** Task prompt **
Answer with one number: how many lines have "Choose".
>>
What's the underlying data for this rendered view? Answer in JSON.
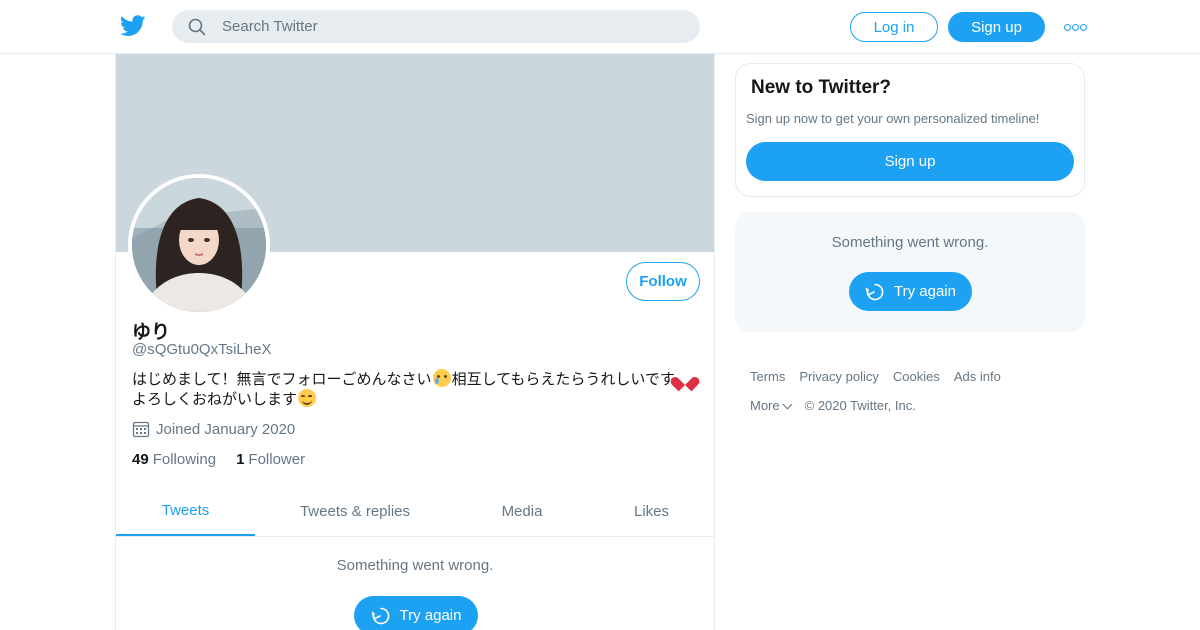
{
  "header": {
    "search_placeholder": "Search Twitter",
    "login_label": "Log in",
    "signup_label": "Sign up"
  },
  "profile": {
    "display_name": "ゆり",
    "handle": "@sQGtu0QxTsiLheX",
    "follow_label": "Follow",
    "bio_part1": "はじめまして！無言でフォローごめんなさい",
    "bio_part2": "相互してもらえたらうれしいです",
    "bio_part3": "よろしくおねがいします",
    "joined": "Joined January 2020",
    "following_count": "49",
    "following_label": "Following",
    "followers_count": "1",
    "followers_label": "Follower"
  },
  "tabs": [
    {
      "label": "Tweets",
      "active": true
    },
    {
      "label": "Tweets & replies",
      "active": false
    },
    {
      "label": "Media",
      "active": false
    },
    {
      "label": "Likes",
      "active": false
    }
  ],
  "timeline": {
    "error_text": "Something went wrong.",
    "retry_label": "Try again"
  },
  "sidebar": {
    "new_title": "New to Twitter?",
    "new_subtitle": "Sign up now to get your own personalized timeline!",
    "signup_label": "Sign up",
    "error_text": "Something went wrong.",
    "retry_label": "Try again"
  },
  "footer": {
    "links": [
      "Terms",
      "Privacy policy",
      "Cookies",
      "Ads info"
    ],
    "more_label": "More",
    "copyright": "© 2020 Twitter, Inc."
  },
  "colors": {
    "accent": "#1da1f2",
    "banner": "#ccd6dd",
    "muted_text": "#657786",
    "border": "#e6ecf0"
  },
  "icons": [
    "twitter-bird-icon",
    "search-icon",
    "more-icon",
    "calendar-icon",
    "refresh-icon",
    "chevron-down-icon",
    "crying-face-emoji",
    "heart-emoji",
    "smiling-face-emoji"
  ]
}
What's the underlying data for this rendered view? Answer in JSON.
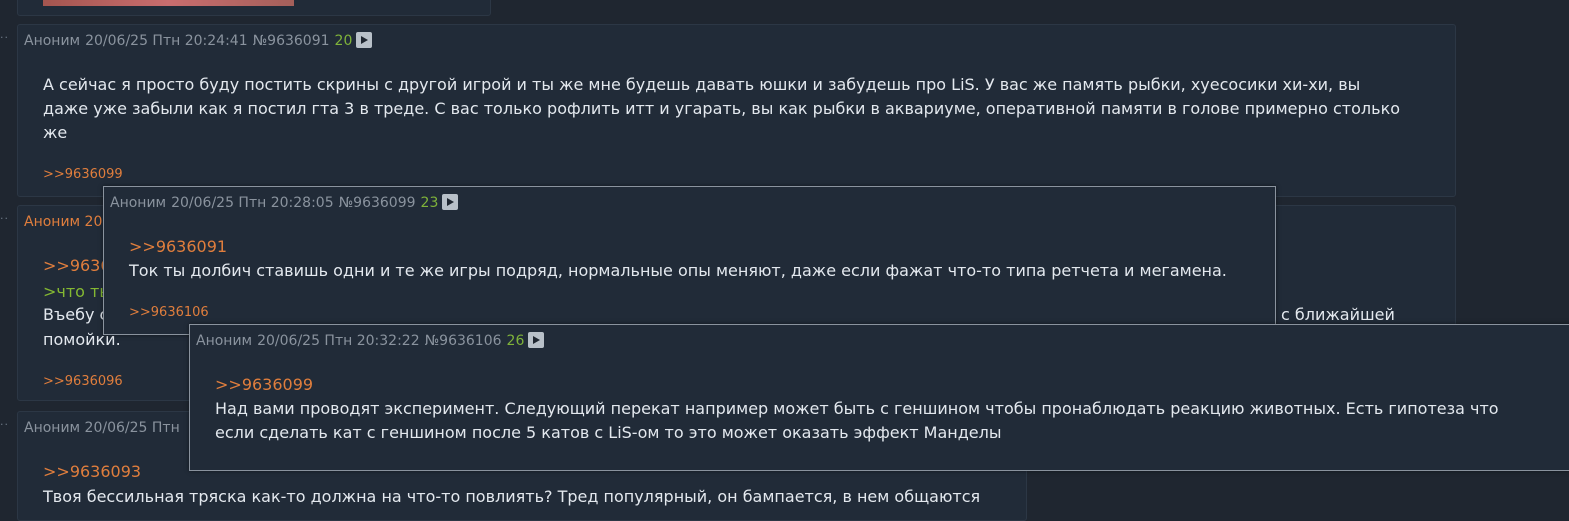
{
  "posts": {
    "p_top": {},
    "p91": {
      "name": "Аноним",
      "date": "20/06/25 Птн 20:24:41",
      "num": "№9636091",
      "count": "20",
      "line1": "А сейчас я просто буду постить скрины с другой игрой и ты же мне будешь давать юшки и забудешь про LiS. У вас же память рыбки, хуесосики хи-хи, вы",
      "line2": "даже уже забыли как я постил гта 3 в треде. С вас только рофлить итт и угарать, вы как рыбки в аквариуме, оперативной памяти в голове примерно столько",
      "line3": "же",
      "reply": ">>9636099"
    },
    "p_mid": {
      "name_fragment": "Аноним 20",
      "link_fragment": ">>9636",
      "green_fragment": ">что ты",
      "line_a_fragment": "Въебу с",
      "line_a_right": "с ближайшей",
      "line_b_fragment": "помойки.",
      "reply": ">>9636096"
    },
    "p_bot": {
      "header_fragment": "Аноним 20/06/25 Птн",
      "link": ">>9636093",
      "line1": "Твоя бессильная тряска как-то должна на что-то повлиять? Тред популярный, он бампается, в нем общаются"
    }
  },
  "popups": {
    "pop99": {
      "name": "Аноним",
      "date": "20/06/25 Птн 20:28:05",
      "num": "№9636099",
      "count": "23",
      "link": ">>9636091",
      "line1": "Ток ты долбич ставишь одни и те же игры подряд, нормальные опы меняют, даже если фажат что-то типа ретчета и мегамена.",
      "reply": ">>9636106"
    },
    "pop106": {
      "name": "Аноним",
      "date": "20/06/25 Птн 20:32:22",
      "num": "№9636106",
      "count": "26",
      "link": ">>9636099",
      "line1": "Над вами проводят эксперимент. Следующий перекат например может быть с геншином чтобы пронаблюдать реакцию животных. Есть гипотеза что",
      "line2": "если сделать кат с геншином после 5 катов с LiS-ом то это может оказать эффект Манделы"
    }
  }
}
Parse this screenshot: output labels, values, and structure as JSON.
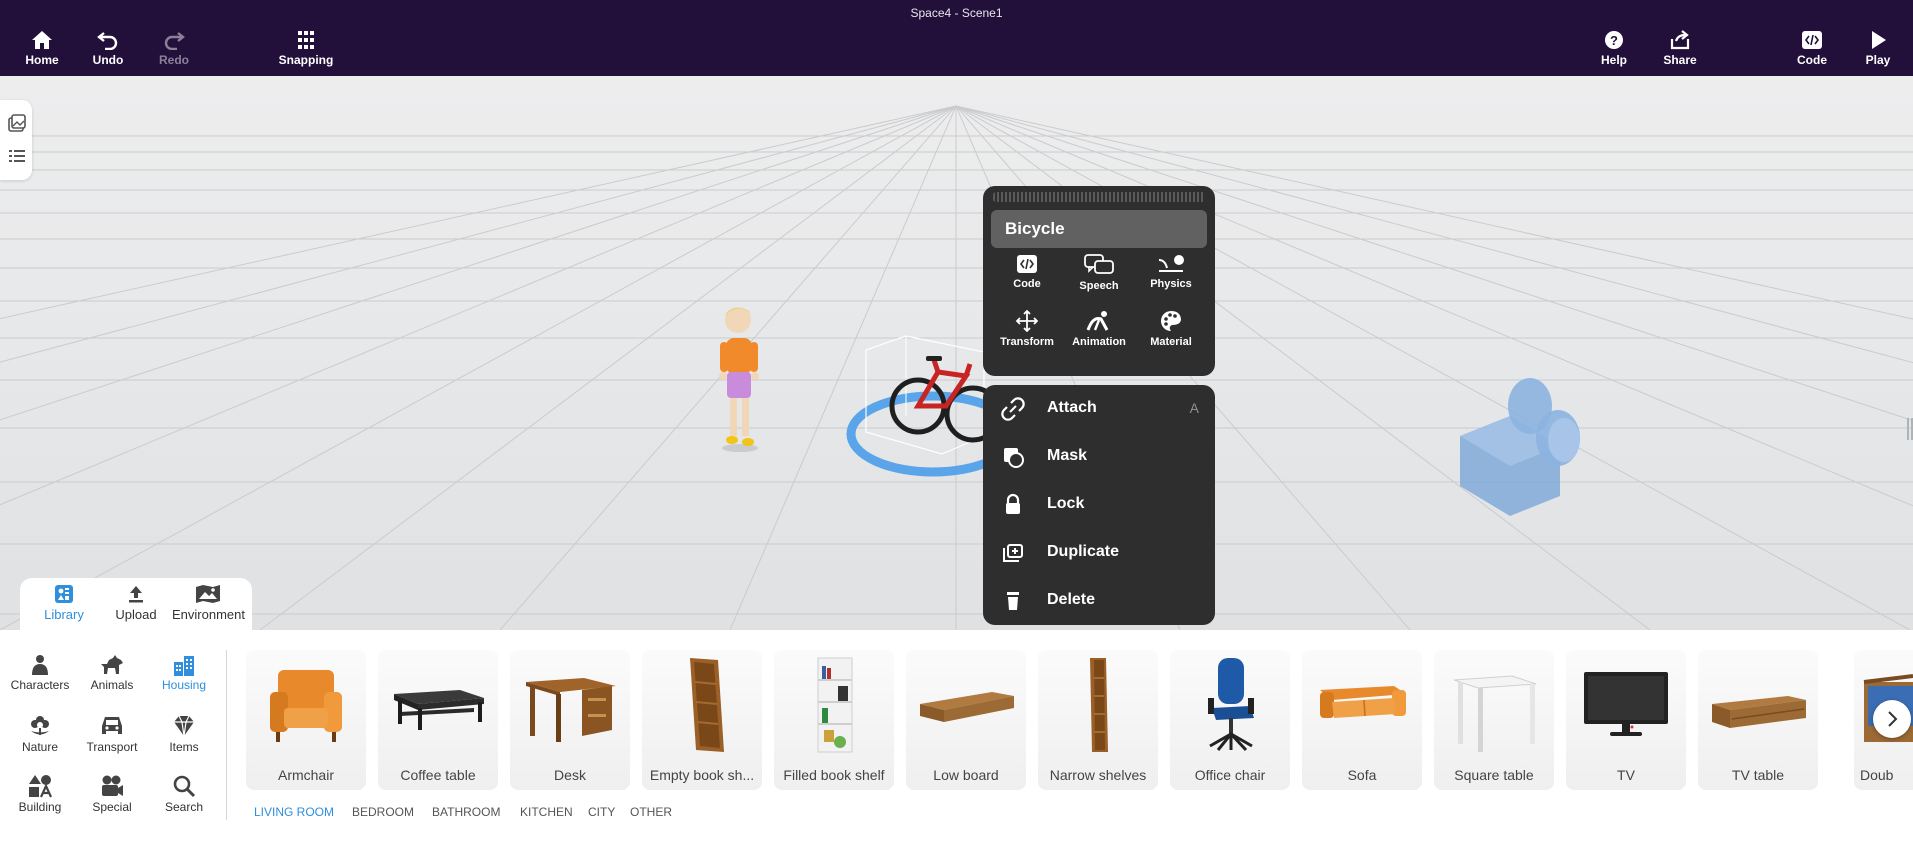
{
  "window": {
    "title": "Space4 - Scene1"
  },
  "toolbar": {
    "home": "Home",
    "undo": "Undo",
    "redo": "Redo",
    "snapping": "Snapping",
    "help": "Help",
    "share": "Share",
    "code": "Code",
    "play": "Play"
  },
  "context_menu": {
    "object_name": "Bicycle",
    "grid": [
      "Code",
      "Speech",
      "Physics",
      "Transform",
      "Animation",
      "Material"
    ],
    "actions": [
      {
        "label": "Attach",
        "shortcut": "A"
      },
      {
        "label": "Mask",
        "shortcut": ""
      },
      {
        "label": "Lock",
        "shortcut": ""
      },
      {
        "label": "Duplicate",
        "shortcut": ""
      },
      {
        "label": "Delete",
        "shortcut": ""
      }
    ]
  },
  "library_tabs": [
    "Library",
    "Upload",
    "Environment"
  ],
  "categories": [
    "Characters",
    "Animals",
    "Housing",
    "Nature",
    "Transport",
    "Items",
    "Building",
    "Special",
    "Search"
  ],
  "items": [
    "Armchair",
    "Coffee table",
    "Desk",
    "Empty book sh...",
    "Filled book shelf",
    "Low board",
    "Narrow shelves",
    "Office chair",
    "Sofa",
    "Square table",
    "TV",
    "TV table",
    "Doub"
  ],
  "subcategories": [
    "LIVING ROOM",
    "BEDROOM",
    "BATHROOM",
    "KITCHEN",
    "CITY",
    "OTHER"
  ],
  "colors": {
    "topbar": "#23103a",
    "accent": "#2f8fdc",
    "menu": "#2e2e2e"
  }
}
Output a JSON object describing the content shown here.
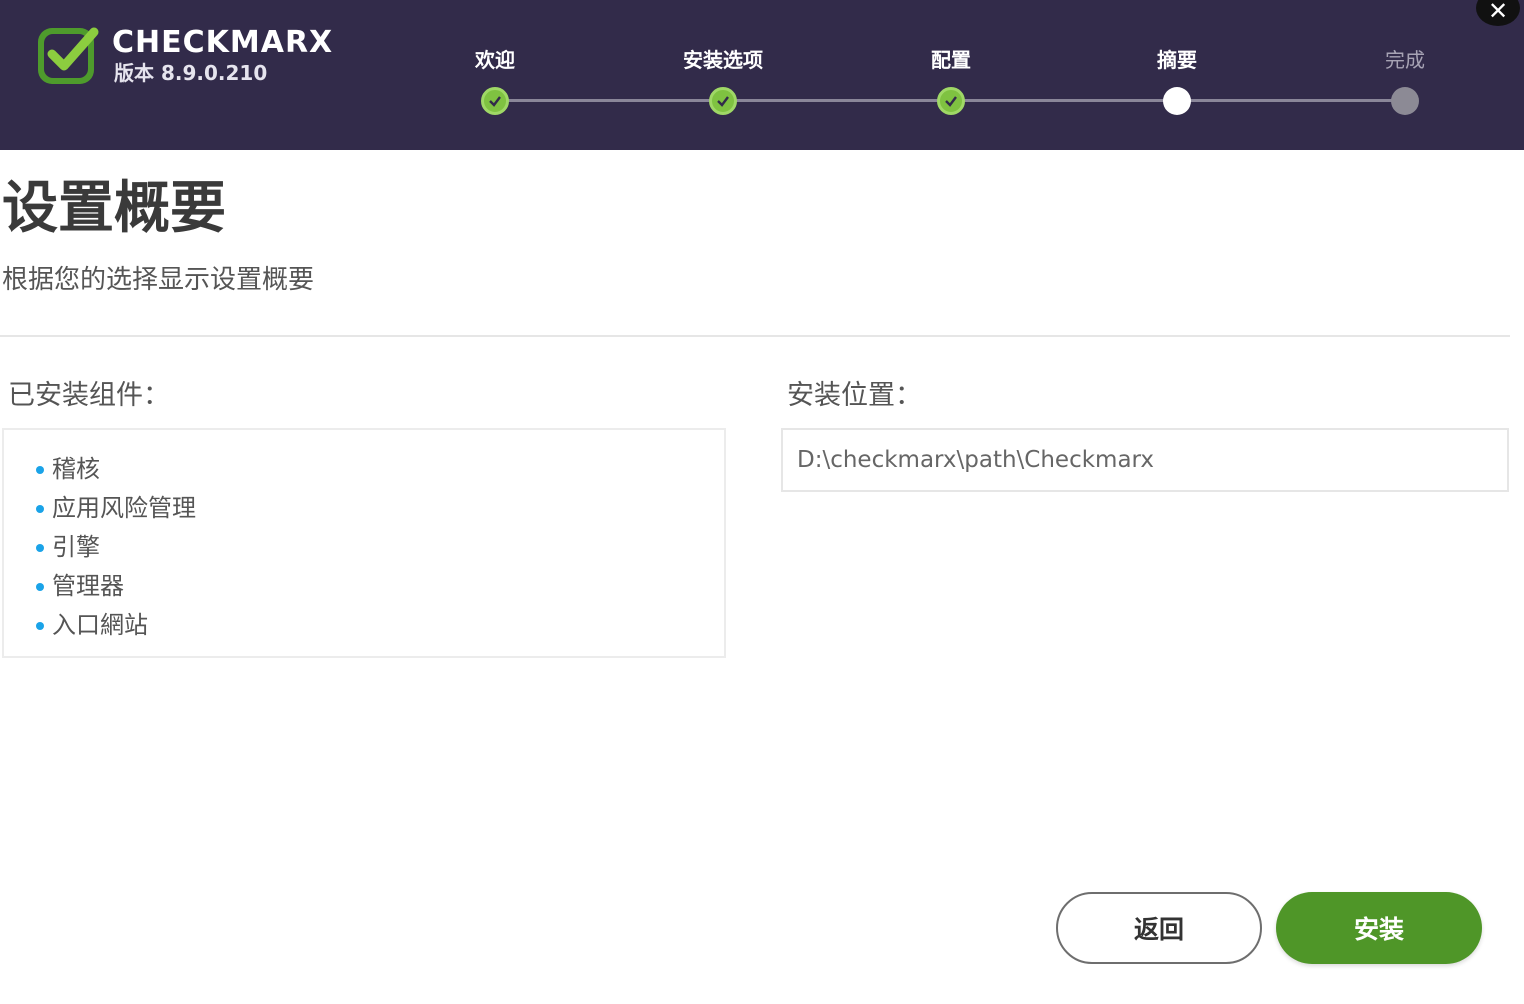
{
  "header": {
    "brand": "CHECKMARX",
    "version": "版本 8.9.0.210",
    "close_glyph": "✕",
    "steps": [
      {
        "label": "欢迎",
        "state": "done"
      },
      {
        "label": "安装选项",
        "state": "done"
      },
      {
        "label": "配置",
        "state": "done"
      },
      {
        "label": "摘要",
        "state": "current"
      },
      {
        "label": "完成",
        "state": "pending"
      }
    ]
  },
  "main": {
    "title": "设置概要",
    "subtitle": "根据您的选择显示设置概要",
    "installed_label": "已安装组件：",
    "components": [
      "稽核",
      "应用风险管理",
      "引擎",
      "管理器",
      "入口網站"
    ],
    "location_label": "安装位置：",
    "location_value": "D:\\checkmarx\\path\\Checkmarx"
  },
  "footer": {
    "back_label": "返回",
    "install_label": "安装"
  },
  "colors": {
    "header_bg": "#322b4a",
    "done_step": "#7fc241",
    "install_button": "#4f9628",
    "bullet": "#1aa3e8"
  }
}
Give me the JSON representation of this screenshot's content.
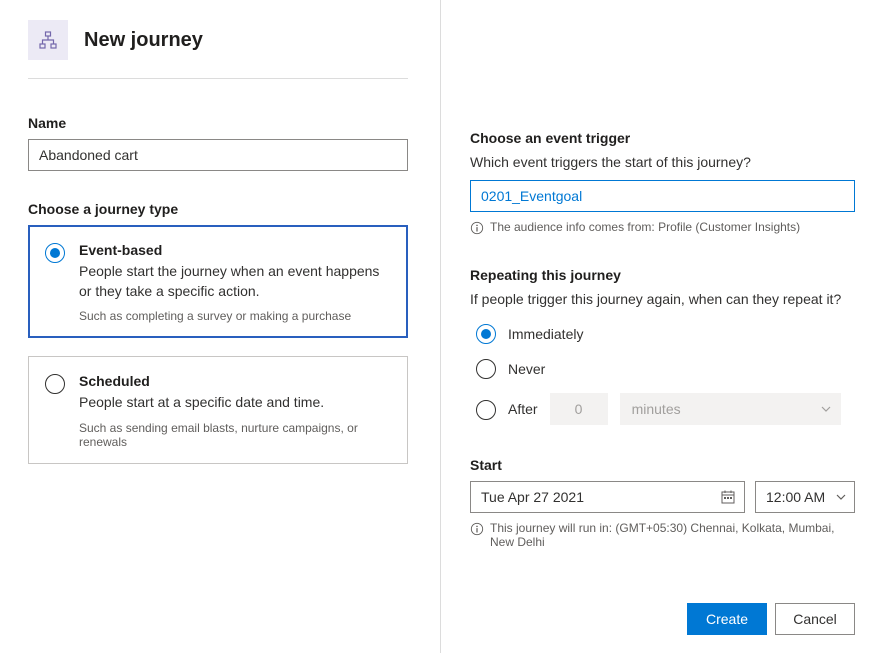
{
  "header": {
    "title": "New journey",
    "icon": "hierarchy-icon"
  },
  "name": {
    "label": "Name",
    "value": "Abandoned cart"
  },
  "journeyType": {
    "label": "Choose a journey type",
    "options": [
      {
        "title": "Event-based",
        "desc": "People start the journey when an event happens or they take a specific action.",
        "hint": "Such as completing a survey or making a purchase",
        "selected": true
      },
      {
        "title": "Scheduled",
        "desc": "People start at a specific date and time.",
        "hint": "Such as sending email blasts, nurture campaigns, or renewals",
        "selected": false
      }
    ]
  },
  "trigger": {
    "label": "Choose an event trigger",
    "sub": "Which event triggers the start of this journey?",
    "value": "0201_Eventgoal",
    "info": "The audience info comes from: Profile (Customer Insights)"
  },
  "repeat": {
    "label": "Repeating this journey",
    "sub": "If people trigger this journey again, when can they repeat it?",
    "options": {
      "immediately": "Immediately",
      "never": "Never",
      "after": "After"
    },
    "afterValue": "0",
    "afterUnit": "minutes",
    "selected": "immediately"
  },
  "start": {
    "label": "Start",
    "date": "Tue Apr 27 2021",
    "time": "12:00 AM",
    "tz": "This journey will run in: (GMT+05:30) Chennai, Kolkata, Mumbai, New Delhi"
  },
  "footer": {
    "create": "Create",
    "cancel": "Cancel"
  }
}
<<
** Exercise solution **
2